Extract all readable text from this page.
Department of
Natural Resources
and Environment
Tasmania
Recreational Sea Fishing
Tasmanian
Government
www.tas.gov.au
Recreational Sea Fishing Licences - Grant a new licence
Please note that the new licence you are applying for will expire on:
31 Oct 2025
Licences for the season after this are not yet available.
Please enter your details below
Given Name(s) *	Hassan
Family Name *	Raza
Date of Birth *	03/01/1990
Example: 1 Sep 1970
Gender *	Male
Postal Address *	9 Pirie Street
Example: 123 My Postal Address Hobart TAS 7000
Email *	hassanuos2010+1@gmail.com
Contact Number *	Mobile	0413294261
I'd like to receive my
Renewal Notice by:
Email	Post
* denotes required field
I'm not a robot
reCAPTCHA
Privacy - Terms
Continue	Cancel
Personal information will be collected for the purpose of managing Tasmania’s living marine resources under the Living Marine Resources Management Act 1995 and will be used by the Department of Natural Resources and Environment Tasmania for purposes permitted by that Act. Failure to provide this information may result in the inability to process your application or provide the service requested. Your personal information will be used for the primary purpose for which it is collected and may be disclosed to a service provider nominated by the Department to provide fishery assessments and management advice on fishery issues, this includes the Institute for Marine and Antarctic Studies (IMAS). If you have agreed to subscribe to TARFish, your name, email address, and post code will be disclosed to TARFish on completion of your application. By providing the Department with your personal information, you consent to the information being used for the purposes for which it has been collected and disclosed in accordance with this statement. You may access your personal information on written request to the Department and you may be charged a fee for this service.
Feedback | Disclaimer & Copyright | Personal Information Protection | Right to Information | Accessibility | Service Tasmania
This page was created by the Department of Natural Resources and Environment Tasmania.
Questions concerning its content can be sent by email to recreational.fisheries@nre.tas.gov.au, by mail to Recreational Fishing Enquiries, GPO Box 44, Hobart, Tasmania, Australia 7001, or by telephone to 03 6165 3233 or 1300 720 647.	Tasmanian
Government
=======
All of the data needs to be printed once more, exactly.

Extract all readable text from this page.
Department of
Natural Resources
and Environment
Tasmania
Recreational Sea Fishing
Tasmanian
Government
www.tas.gov.au
Recreational Sea Fishing Licences - Grant a new licence
Please note that the new licence you are applying for will expire on:
31 Oct 2025
Licences for the season after this are not yet available.
Please enter your details below
Given Name(s) *	Hassan
Family Name *	Raza
Date of Birth *	03/01/1990
Example: 1 Sep 1970
Gender *	Male
Postal Address *	9 Pirie Street
Example: 123 My Postal Address Hobart TAS 7000
Email *	hassanuos2010+1@gmail.com
Contact Number *	Mobile	0413294261
I'd like to receive my
Renewal Notice by:
Email	Post
* denotes required field
I'm not a robot
reCAPTCHA
Privacy - Terms
Continue	Cancel
Personal information will be collected for the purpose of managing Tasmania’s living marine resources under the Living Marine Resources Management Act 1995 and will be used by the Department of Natural Resources and Environment Tasmania for purposes permitted by that Act. Failure to provide this information may result in the inability to process your application or provide the service requested. Your personal information will be used for the primary purpose for which it is collected and may be disclosed to a service provider nominated by the Department to provide fishery assessments and management advice on fishery issues, this includes the Institute for Marine and Antarctic Studies (IMAS). If you have agreed to subscribe to TARFish, your name, email address, and post code will be disclosed to TARFish on completion of your application. By providing the Department with your personal information, you consent to the information being used for the purposes for which it has been collected and disclosed in accordance with this statement. You may access your personal information on written request to the Department and you may be charged a fee for this service.
Feedback | Disclaimer & Copyright | Personal Information Protection | Right to Information | Accessibility | Service Tasmania
This page was created by the Department of Natural Resources and Environment Tasmania.
Questions concerning its content can be sent by email to recreational.fisheries@nre.tas.gov.au, by mail to Recreational Fishing Enquiries, GPO Box 44, Hobart, Tasmania, Australia 7001, or by telephone to 03 6165 3233 or 1300 720 647.	Tasmanian
Government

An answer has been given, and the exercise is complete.